◆ Data shown ◆
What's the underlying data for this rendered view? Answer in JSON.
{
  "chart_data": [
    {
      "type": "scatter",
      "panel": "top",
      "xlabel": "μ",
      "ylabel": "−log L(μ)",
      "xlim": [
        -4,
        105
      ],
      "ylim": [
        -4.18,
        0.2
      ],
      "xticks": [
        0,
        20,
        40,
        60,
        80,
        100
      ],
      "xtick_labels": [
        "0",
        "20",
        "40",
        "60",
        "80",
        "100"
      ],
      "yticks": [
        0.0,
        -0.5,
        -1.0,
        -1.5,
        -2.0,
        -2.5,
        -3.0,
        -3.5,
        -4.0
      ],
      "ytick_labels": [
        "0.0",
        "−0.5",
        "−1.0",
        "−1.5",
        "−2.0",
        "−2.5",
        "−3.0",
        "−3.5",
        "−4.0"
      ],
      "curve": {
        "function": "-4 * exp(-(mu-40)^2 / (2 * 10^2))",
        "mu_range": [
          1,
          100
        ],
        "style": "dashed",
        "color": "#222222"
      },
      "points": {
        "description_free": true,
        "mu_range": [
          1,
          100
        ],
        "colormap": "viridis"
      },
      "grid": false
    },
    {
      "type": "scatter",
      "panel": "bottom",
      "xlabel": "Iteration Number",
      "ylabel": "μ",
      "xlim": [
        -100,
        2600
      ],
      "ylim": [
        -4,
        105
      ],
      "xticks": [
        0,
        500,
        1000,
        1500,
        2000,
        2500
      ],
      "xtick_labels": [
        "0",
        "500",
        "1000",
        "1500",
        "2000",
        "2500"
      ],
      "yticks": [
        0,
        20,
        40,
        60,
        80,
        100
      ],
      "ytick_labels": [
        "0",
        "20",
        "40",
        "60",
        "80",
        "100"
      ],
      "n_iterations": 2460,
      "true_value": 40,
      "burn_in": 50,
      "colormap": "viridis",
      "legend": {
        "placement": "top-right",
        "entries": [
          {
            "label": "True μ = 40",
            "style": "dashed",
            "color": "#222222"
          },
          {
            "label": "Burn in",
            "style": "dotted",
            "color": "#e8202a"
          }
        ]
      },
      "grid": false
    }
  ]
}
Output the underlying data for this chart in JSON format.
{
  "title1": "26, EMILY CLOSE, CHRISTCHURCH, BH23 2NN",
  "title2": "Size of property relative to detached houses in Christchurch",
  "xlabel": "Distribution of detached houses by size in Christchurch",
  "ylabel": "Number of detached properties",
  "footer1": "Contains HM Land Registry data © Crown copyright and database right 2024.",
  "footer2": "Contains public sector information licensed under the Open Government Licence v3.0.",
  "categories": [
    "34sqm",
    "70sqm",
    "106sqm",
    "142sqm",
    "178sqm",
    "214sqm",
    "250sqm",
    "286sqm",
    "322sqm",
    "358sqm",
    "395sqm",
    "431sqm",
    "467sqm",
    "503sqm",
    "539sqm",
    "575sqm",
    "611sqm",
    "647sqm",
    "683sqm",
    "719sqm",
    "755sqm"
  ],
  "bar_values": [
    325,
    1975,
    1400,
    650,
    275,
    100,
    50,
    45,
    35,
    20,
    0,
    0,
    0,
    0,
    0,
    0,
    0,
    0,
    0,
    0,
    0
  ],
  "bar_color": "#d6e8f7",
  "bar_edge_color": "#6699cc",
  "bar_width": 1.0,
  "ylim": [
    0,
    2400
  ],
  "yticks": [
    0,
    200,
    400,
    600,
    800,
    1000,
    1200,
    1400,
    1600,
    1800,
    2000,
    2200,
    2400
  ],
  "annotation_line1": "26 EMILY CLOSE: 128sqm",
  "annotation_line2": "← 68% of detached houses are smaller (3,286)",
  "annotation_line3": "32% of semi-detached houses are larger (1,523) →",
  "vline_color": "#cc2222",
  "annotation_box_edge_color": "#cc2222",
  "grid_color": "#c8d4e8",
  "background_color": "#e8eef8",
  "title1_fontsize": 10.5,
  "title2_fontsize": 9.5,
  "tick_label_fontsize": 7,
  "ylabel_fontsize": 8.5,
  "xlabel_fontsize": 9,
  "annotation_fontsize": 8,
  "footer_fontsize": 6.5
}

◆ To do ◆
Reproduce the full listing above, character for character.

◆ Response ◆
What's the underlying data for this rendered view? Answer in JSON.
{
  "chart_data": [
    {
      "type": "scatter",
      "panel": "top",
      "xlabel": "μ",
      "ylabel": "−log L(μ)",
      "xlim": [
        -4,
        105
      ],
      "ylim": [
        -4.18,
        0.2
      ],
      "xticks": [
        0,
        20,
        40,
        60,
        80,
        100
      ],
      "xtick_labels": [
        "0",
        "20",
        "40",
        "60",
        "80",
        "100"
      ],
      "yticks": [
        0.0,
        -0.5,
        -1.0,
        -1.5,
        -2.0,
        -2.5,
        -3.0,
        -3.5,
        -4.0
      ],
      "ytick_labels": [
        "0.0",
        "−0.5",
        "−1.0",
        "−1.5",
        "−2.0",
        "−2.5",
        "−3.0",
        "−3.5",
        "−4.0"
      ],
      "curve": {
        "function": "-4 * exp(-(mu-40)^2 / (2 * 10^2))",
        "mu_range": [
          1,
          100
        ],
        "style": "dashed",
        "color": "#222222"
      },
      "points": {
        "description_free": true,
        "mu_range": [
          1,
          100
        ],
        "colormap": "viridis"
      },
      "grid": false
    },
    {
      "type": "scatter",
      "panel": "bottom",
      "xlabel": "Iteration Number",
      "ylabel": "μ",
      "xlim": [
        -100,
        2600
      ],
      "ylim": [
        -4,
        105
      ],
      "xticks": [
        0,
        500,
        1000,
        1500,
        2000,
        2500
      ],
      "xtick_labels": [
        "0",
        "500",
        "1000",
        "1500",
        "2000",
        "2500"
      ],
      "yticks": [
        0,
        20,
        40,
        60,
        80,
        100
      ],
      "ytick_labels": [
        "0",
        "20",
        "40",
        "60",
        "80",
        "100"
      ],
      "n_iterations": 2460,
      "true_value": 40,
      "burn_in": 50,
      "colormap": "viridis",
      "legend": {
        "placement": "top-right",
        "entries": [
          {
            "label": "True μ = 40",
            "style": "dashed",
            "color": "#222222"
          },
          {
            "label": "Burn in",
            "style": "dotted",
            "color": "#e8202a"
          }
        ]
      },
      "grid": false
    }
  ]
}
Output the underlying data for this chart in JSON format.
{
  "title1": "26, EMILY CLOSE, CHRISTCHURCH, BH23 2NN",
  "title2": "Size of property relative to detached houses in Christchurch",
  "xlabel": "Distribution of detached houses by size in Christchurch",
  "ylabel": "Number of detached properties",
  "footer1": "Contains HM Land Registry data © Crown copyright and database right 2024.",
  "footer2": "Contains public sector information licensed under the Open Government Licence v3.0.",
  "categories": [
    "34sqm",
    "70sqm",
    "106sqm",
    "142sqm",
    "178sqm",
    "214sqm",
    "250sqm",
    "286sqm",
    "322sqm",
    "358sqm",
    "395sqm",
    "431sqm",
    "467sqm",
    "503sqm",
    "539sqm",
    "575sqm",
    "611sqm",
    "647sqm",
    "683sqm",
    "719sqm",
    "755sqm"
  ],
  "bar_values": [
    325,
    1975,
    1400,
    650,
    275,
    100,
    50,
    45,
    35,
    20,
    0,
    0,
    0,
    0,
    0,
    0,
    0,
    0,
    0,
    0,
    0
  ],
  "bar_color": "#d6e8f7",
  "bar_edge_color": "#6699cc",
  "bar_width": 1.0,
  "ylim": [
    0,
    2400
  ],
  "yticks": [
    0,
    200,
    400,
    600,
    800,
    1000,
    1200,
    1400,
    1600,
    1800,
    2000,
    2200,
    2400
  ],
  "annotation_line1": "26 EMILY CLOSE: 128sqm",
  "annotation_line2": "← 68% of detached houses are smaller (3,286)",
  "annotation_line3": "32% of semi-detached houses are larger (1,523) →",
  "vline_color": "#cc2222",
  "annotation_box_edge_color": "#cc2222",
  "grid_color": "#c8d4e8",
  "background_color": "#e8eef8",
  "title1_fontsize": 10.5,
  "title2_fontsize": 9.5,
  "tick_label_fontsize": 7,
  "ylabel_fontsize": 8.5,
  "xlabel_fontsize": 9,
  "annotation_fontsize": 8,
  "footer_fontsize": 6.5
}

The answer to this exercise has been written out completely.